Which lines contain the string "poichè"? Please list every one of them.

begin Records supplied

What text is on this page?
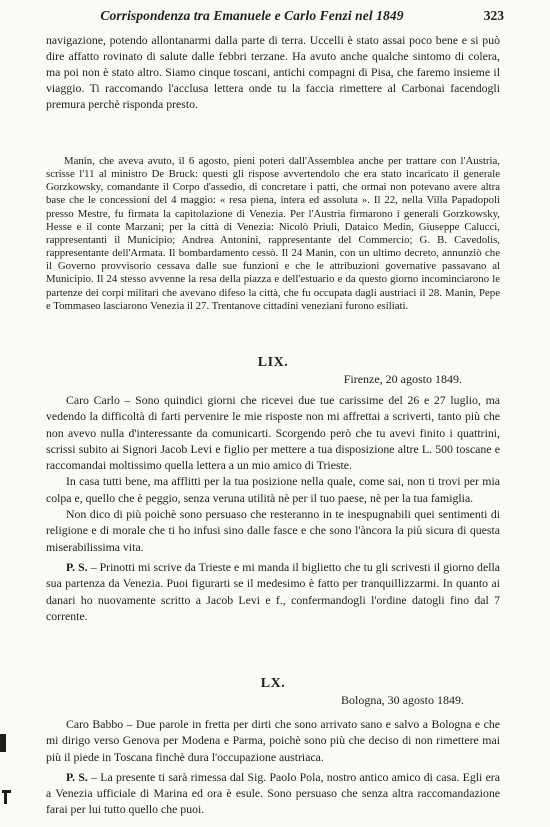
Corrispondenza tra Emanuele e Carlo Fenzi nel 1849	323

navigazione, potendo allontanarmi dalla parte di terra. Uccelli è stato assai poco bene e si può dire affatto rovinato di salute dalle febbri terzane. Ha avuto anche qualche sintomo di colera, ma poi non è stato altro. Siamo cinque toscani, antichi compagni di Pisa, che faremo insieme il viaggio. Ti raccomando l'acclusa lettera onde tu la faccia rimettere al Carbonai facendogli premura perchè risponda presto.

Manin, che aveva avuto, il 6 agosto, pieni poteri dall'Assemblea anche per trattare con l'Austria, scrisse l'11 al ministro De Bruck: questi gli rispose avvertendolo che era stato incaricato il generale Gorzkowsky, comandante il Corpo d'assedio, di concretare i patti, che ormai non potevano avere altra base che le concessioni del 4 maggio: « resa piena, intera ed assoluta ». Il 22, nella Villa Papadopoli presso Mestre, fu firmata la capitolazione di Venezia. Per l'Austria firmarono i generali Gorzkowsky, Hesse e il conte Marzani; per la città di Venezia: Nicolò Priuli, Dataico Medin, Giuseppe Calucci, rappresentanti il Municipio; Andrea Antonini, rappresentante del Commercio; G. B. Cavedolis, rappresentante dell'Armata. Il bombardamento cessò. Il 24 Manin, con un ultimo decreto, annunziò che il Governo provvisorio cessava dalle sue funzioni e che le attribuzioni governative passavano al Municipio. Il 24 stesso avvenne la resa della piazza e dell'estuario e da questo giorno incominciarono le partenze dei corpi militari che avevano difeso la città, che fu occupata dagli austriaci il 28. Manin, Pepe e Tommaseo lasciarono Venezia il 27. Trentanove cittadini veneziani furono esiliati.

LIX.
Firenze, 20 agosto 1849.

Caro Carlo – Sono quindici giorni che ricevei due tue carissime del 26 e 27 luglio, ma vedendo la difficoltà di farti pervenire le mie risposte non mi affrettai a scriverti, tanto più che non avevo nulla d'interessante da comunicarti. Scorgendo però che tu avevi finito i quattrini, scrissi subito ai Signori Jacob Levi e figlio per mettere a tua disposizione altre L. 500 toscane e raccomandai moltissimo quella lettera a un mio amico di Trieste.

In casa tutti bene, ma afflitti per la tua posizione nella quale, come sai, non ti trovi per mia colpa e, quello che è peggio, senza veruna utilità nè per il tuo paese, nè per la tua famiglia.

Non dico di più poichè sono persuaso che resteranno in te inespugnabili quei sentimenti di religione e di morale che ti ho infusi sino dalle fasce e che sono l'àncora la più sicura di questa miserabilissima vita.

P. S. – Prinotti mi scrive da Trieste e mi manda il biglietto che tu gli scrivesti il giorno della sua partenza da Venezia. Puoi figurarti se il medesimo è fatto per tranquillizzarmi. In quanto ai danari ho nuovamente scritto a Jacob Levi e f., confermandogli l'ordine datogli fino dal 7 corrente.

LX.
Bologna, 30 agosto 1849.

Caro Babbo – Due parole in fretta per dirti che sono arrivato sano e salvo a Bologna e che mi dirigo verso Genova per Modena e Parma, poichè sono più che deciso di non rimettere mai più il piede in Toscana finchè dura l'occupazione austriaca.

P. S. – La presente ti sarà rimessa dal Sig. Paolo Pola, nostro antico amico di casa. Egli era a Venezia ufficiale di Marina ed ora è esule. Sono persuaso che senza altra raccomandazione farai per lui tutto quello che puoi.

end Records supplied
begin Records supplied

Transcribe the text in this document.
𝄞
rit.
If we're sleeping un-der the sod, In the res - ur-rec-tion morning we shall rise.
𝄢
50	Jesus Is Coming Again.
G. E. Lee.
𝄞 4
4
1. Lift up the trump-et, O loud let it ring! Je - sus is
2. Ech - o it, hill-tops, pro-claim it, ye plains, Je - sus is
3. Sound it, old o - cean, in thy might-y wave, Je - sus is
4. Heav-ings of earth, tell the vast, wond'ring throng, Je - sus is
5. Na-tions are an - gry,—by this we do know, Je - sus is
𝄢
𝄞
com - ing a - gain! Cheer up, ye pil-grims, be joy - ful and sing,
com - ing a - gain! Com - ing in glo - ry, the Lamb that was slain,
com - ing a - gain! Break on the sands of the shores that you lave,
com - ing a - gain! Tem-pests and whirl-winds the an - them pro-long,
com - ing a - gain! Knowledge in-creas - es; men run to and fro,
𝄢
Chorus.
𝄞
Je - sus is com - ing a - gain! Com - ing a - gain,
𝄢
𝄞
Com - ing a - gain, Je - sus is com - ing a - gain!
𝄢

end Records supplied

Answer below —
Non dico di più poichè sono persuaso che resteranno in te inespugnabili quei sentimenti di religione e di morale che ti ho infusi sino dalle fasce e che sono l'àncora la più sicura di questa miserabilissima vita.
Caro Babbo – Due parole in fretta per dirti che sono arrivato sano e salvo a Bologna e che mi dirigo verso Genova per Modena e Parma, poichè sono più che deciso di non rimettere mai più il piede in Toscana finchè dura l'occupazione austriaca.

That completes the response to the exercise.